• [Exercise] Spot each line that carries the word "name"; copy those lines.

☆ ☆ ☆ ☆ ☆

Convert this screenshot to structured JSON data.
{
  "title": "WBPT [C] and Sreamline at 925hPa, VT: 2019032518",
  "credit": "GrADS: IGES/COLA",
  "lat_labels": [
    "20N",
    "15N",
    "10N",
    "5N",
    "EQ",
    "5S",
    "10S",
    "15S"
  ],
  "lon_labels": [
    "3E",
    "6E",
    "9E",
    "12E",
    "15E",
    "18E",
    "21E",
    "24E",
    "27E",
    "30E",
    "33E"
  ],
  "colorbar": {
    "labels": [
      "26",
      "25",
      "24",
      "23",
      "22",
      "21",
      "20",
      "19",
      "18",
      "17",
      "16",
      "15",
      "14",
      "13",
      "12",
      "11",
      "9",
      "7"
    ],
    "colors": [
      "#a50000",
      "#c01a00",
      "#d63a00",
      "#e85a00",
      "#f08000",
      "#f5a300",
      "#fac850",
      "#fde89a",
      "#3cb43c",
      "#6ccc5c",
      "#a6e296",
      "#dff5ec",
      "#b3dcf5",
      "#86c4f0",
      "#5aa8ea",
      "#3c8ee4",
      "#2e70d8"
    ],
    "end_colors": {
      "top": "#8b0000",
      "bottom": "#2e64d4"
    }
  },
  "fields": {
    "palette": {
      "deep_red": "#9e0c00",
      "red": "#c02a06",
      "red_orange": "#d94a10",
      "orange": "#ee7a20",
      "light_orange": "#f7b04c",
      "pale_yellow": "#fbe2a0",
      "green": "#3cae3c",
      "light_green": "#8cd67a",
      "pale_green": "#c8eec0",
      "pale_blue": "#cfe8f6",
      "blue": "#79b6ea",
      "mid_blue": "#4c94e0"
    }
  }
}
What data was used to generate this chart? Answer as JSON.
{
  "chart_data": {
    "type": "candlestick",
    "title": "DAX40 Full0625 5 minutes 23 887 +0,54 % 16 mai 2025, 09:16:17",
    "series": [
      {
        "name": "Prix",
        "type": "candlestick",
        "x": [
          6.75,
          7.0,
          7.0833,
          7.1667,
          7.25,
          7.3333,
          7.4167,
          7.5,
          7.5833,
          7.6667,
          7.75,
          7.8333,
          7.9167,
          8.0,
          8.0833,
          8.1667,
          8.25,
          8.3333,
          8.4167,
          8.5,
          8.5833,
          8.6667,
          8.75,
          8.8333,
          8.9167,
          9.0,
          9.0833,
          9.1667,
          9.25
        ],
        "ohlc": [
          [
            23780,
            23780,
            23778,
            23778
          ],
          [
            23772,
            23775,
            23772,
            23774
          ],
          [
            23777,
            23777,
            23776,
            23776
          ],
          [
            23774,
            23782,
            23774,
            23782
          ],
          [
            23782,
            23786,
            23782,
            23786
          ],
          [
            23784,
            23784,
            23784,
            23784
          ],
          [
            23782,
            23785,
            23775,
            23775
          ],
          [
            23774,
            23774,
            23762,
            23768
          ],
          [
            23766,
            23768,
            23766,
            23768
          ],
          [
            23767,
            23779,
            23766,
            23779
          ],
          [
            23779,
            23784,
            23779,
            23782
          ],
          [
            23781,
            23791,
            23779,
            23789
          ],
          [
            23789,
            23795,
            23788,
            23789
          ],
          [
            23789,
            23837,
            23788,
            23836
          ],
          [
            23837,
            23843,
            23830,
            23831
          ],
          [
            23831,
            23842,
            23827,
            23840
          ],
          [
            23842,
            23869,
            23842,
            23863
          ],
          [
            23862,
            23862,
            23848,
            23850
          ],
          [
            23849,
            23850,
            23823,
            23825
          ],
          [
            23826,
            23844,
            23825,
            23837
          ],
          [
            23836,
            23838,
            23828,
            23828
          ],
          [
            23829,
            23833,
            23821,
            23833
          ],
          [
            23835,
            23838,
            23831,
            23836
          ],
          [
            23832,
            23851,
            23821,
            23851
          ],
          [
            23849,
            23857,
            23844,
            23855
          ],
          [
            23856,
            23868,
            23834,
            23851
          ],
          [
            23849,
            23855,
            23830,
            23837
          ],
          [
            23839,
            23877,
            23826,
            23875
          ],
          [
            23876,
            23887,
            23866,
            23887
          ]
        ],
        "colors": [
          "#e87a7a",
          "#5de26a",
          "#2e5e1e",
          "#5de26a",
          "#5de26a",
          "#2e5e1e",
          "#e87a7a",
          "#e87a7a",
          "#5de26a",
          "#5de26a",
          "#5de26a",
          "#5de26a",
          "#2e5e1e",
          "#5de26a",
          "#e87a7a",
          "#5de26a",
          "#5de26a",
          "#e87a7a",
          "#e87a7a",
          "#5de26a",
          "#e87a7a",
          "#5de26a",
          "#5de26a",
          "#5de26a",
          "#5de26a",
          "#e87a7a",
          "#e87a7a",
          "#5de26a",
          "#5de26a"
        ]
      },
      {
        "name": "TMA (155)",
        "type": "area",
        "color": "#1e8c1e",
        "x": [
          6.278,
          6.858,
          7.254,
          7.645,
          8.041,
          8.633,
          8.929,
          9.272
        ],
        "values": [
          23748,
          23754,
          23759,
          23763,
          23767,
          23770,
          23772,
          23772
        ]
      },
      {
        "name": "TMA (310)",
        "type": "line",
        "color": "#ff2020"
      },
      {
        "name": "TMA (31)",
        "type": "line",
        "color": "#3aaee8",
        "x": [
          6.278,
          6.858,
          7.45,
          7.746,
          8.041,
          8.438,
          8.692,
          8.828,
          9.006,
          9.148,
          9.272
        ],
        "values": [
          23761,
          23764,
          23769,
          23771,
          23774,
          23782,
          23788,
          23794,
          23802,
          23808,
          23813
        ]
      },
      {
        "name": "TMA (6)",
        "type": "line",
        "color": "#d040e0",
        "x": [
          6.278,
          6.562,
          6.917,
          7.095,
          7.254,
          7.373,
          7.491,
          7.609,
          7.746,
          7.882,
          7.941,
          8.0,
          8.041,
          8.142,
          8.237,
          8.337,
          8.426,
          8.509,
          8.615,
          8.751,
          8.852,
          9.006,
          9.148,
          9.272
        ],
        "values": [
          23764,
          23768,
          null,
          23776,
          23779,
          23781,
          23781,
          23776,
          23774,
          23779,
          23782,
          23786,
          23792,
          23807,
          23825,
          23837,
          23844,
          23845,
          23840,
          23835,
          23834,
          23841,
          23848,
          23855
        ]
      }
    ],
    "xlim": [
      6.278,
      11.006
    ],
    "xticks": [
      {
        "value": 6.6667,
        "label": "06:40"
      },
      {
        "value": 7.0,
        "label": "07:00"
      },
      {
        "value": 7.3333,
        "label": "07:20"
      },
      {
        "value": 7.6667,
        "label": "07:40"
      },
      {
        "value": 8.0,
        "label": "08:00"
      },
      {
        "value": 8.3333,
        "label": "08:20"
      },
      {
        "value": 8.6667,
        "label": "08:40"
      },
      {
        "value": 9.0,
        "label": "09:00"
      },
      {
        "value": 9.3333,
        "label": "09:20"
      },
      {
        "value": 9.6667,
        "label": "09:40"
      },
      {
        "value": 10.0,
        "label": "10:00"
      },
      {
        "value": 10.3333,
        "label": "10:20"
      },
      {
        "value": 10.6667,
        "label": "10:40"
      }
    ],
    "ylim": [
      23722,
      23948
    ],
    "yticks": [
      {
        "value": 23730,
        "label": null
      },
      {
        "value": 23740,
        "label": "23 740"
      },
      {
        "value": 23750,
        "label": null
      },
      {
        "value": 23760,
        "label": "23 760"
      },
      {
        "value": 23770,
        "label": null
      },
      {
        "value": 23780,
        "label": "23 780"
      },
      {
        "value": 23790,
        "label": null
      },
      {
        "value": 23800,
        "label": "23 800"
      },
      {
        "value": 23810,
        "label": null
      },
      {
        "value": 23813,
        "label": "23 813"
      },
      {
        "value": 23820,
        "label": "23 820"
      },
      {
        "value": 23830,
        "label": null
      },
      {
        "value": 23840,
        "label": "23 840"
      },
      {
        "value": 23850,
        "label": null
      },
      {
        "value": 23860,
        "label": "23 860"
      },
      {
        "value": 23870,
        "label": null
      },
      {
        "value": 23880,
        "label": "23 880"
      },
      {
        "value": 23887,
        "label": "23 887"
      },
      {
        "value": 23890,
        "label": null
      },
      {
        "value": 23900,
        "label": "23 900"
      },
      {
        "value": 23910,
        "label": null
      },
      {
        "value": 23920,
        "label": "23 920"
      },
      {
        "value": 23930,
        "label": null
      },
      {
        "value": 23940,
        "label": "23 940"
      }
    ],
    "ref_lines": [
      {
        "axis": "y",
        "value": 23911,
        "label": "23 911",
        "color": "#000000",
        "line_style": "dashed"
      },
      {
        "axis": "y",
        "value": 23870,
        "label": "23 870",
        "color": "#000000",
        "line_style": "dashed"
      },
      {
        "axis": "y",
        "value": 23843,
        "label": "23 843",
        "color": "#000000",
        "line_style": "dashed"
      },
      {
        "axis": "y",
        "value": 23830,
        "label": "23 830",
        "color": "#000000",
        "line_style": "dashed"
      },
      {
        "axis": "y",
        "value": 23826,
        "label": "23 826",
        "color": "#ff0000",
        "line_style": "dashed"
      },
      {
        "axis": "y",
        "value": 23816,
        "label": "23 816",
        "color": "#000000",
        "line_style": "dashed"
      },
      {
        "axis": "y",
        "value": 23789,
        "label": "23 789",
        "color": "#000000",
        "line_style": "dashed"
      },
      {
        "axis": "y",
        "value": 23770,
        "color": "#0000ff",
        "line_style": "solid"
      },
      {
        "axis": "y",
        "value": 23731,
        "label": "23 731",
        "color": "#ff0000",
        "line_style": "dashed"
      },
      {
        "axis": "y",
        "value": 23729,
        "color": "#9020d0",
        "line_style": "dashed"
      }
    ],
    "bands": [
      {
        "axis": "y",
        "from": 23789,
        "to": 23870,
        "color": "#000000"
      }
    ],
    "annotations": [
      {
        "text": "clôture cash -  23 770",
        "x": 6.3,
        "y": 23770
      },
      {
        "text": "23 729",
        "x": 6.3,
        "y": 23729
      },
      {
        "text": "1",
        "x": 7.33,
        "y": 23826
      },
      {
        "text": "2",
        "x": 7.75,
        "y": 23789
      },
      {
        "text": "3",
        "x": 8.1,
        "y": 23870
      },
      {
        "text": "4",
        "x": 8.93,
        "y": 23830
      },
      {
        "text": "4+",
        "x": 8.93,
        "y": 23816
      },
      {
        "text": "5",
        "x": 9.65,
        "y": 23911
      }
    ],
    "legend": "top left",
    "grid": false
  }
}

☆ ☆ ☆ ☆ ☆

• [Complete output]
        "name": "Prix",
        "name": "TMA (155)",
        "name": "TMA (310)",
        "name": "TMA (31)",
        "name": "TMA (6)",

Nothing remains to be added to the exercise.